(Excerpts from a figure dataset)

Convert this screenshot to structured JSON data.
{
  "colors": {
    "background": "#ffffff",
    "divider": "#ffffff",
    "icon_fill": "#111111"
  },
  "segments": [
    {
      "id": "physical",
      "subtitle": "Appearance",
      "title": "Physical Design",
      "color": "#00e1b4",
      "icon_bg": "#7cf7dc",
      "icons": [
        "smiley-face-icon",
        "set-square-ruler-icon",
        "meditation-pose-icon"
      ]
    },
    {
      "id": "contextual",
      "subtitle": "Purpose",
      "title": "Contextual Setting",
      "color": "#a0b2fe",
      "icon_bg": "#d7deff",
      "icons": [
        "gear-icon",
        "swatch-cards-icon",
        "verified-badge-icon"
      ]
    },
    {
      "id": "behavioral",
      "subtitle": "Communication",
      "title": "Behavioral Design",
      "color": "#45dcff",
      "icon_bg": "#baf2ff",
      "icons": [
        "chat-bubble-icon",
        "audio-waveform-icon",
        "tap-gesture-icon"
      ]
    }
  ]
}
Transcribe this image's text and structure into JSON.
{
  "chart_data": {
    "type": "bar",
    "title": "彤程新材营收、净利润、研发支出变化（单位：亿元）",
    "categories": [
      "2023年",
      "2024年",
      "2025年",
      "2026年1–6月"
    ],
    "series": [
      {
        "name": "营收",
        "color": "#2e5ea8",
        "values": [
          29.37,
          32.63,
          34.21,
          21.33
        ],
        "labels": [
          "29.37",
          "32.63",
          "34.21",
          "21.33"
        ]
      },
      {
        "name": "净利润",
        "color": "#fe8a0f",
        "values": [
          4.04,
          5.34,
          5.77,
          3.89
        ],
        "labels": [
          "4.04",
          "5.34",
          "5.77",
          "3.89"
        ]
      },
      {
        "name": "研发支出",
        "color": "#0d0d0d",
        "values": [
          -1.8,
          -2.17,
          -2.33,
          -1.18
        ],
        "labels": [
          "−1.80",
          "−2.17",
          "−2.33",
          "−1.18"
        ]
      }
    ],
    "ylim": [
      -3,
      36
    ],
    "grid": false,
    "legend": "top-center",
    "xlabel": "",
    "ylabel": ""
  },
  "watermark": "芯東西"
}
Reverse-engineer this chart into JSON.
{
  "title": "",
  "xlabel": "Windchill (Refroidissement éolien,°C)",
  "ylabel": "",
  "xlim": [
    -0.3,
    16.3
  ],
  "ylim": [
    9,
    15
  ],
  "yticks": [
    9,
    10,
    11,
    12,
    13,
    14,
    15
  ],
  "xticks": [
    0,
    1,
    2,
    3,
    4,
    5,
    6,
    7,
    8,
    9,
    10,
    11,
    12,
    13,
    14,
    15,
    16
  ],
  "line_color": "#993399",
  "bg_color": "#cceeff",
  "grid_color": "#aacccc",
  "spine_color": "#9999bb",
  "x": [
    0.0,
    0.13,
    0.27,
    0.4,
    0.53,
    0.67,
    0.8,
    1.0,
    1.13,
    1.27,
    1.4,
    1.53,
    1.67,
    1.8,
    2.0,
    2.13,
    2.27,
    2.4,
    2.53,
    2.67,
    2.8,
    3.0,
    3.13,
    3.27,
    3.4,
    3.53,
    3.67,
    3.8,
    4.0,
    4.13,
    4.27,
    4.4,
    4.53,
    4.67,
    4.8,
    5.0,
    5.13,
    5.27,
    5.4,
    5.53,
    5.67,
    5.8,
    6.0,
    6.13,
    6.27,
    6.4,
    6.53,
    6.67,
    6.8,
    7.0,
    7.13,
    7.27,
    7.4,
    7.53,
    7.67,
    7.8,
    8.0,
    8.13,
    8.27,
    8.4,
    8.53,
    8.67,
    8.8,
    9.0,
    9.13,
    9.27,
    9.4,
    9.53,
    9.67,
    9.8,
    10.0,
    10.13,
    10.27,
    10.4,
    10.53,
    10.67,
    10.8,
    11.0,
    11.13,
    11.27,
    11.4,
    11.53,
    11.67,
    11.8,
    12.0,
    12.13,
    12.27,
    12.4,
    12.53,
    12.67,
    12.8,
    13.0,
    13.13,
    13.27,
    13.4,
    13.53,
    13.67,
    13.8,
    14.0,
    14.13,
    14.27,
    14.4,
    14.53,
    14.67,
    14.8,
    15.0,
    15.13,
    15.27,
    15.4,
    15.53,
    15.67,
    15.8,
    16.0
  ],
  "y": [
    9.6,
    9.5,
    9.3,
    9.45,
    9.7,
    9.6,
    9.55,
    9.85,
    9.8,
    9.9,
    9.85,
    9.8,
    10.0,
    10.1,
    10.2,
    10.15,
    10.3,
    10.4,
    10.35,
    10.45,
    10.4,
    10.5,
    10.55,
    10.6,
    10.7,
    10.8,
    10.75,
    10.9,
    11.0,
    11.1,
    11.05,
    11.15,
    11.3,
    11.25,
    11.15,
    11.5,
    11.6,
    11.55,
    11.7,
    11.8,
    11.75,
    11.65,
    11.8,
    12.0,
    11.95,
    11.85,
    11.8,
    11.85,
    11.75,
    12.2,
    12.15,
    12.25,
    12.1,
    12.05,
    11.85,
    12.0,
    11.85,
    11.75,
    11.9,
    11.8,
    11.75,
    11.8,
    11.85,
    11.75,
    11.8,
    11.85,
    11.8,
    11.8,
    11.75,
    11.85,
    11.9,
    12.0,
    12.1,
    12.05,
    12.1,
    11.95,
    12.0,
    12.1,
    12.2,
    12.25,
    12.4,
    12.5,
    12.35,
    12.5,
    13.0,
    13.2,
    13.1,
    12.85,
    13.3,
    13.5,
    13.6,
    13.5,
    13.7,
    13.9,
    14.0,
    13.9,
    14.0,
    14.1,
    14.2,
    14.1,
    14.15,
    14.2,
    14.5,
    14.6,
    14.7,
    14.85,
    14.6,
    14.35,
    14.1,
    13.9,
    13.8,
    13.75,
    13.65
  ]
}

> **What is required**
Copy every line in the records above that contains the word "this".

> **Task result**
Convert this screenshot to structured JSON data.
Transcribe this image's text and structure into JSON.
Reverse-engineer this chart into JSON.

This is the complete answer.